[Set task]:
Pull out every line below that holds the word "вопрос".

[Material for this task]:
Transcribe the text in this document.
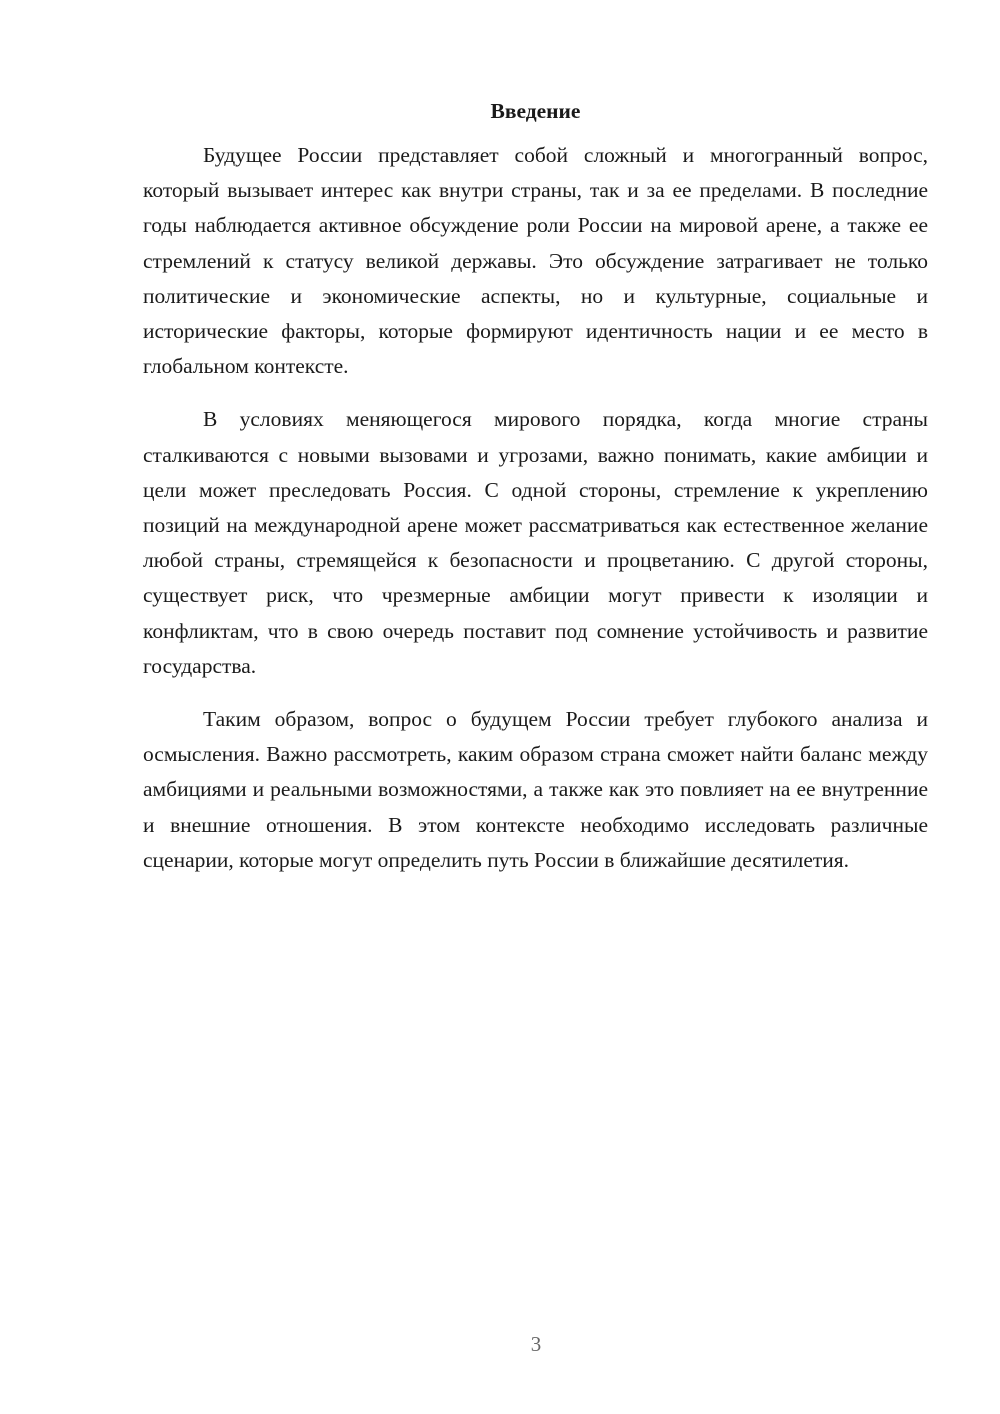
Введение

Будущее России представляет собой сложный и многогранный вопрос, который вызывает интерес как внутри страны, так и за ее пределами. В последние годы наблюдается активное обсуждение роли России на мировой арене, а также ее стремлений к статусу великой державы. Это обсуждение затрагивает не только политические и экономические аспекты, но и культурные, социальные и исторические факторы, которые формируют идентичность нации и ее место в глобальном контексте.

В условиях меняющегося мирового порядка, когда многие страны сталкиваются с новыми вызовами и угрозами, важно понимать, какие амбиции и цели может преследовать Россия. С одной стороны, стремление к укреплению позиций на международной арене может рассматриваться как естественное желание любой страны, стремящейся к безопасности и процветанию. С другой стороны, существует риск, что чрезмерные амбиции могут привести к изоляции и конфликтам, что в свою очередь поставит под сомнение устойчивость и развитие государства.

Таким образом, вопрос о будущем России требует глубокого анализа и осмысления. Важно рассмотреть, каким образом страна сможет найти баланс между амбициями и реальными возможностями, а также как это повлияет на ее внутренние и внешние отношения. В этом контексте необходимо исследовать различные сценарии, которые могут определить путь России в ближайшие десятилетия.

3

[Completed task]:
Будущее России представляет собой сложный и многогранный вопрос, который вызывает интерес как внутри страны, так и за ее пределами. В последние годы наблюдается активное обсуждение роли России на мировой арене, а также ее стремлений к статусу великой державы. Это обсуждение затрагивает не только политические и экономические аспекты, но и культурные, социальные и исторические факторы, которые формируют идентичность нации и ее место в глобальном контексте.
Таким образом, вопрос о будущем России требует глубокого анализа и осмысления. Важно рассмотреть, каким образом страна сможет найти баланс между амбициями и реальными возможностями, а также как это повлияет на ее внутренние и внешние отношения. В этом контексте необходимо исследовать различные сценарии, которые могут определить путь России в ближайшие десятилетия.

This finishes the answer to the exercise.